* Instructions for the task *
Find the lines that contain the word "superiori" and copy each one.
# # #
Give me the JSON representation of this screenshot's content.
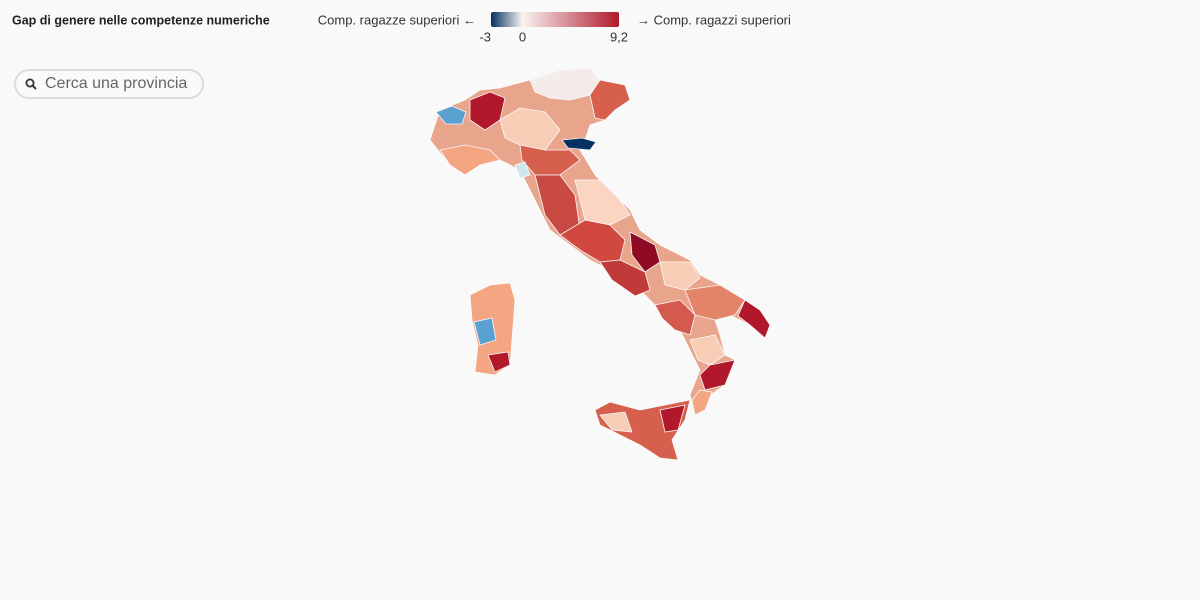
{
  "header": {
    "title": "Gap di genere nelle competenze numeriche"
  },
  "legend": {
    "left_label": "Comp. ragazze superiori ←",
    "right_label": "→ Comp. ragazzi superiori",
    "range": [
      -3,
      9.2
    ],
    "ticks": [
      -3,
      0,
      {
        "value": 9.2,
        "label": "9,2"
      }
    ],
    "colors": [
      "#053061",
      "#f7f4f2",
      "#b2182b"
    ]
  },
  "search": {
    "placeholder": "Cerca una provincia"
  }
}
# # #
* Response *
    "left_label": "Comp. ragazze superiori ←",
    "right_label": "→ Comp. ragazzi superiori",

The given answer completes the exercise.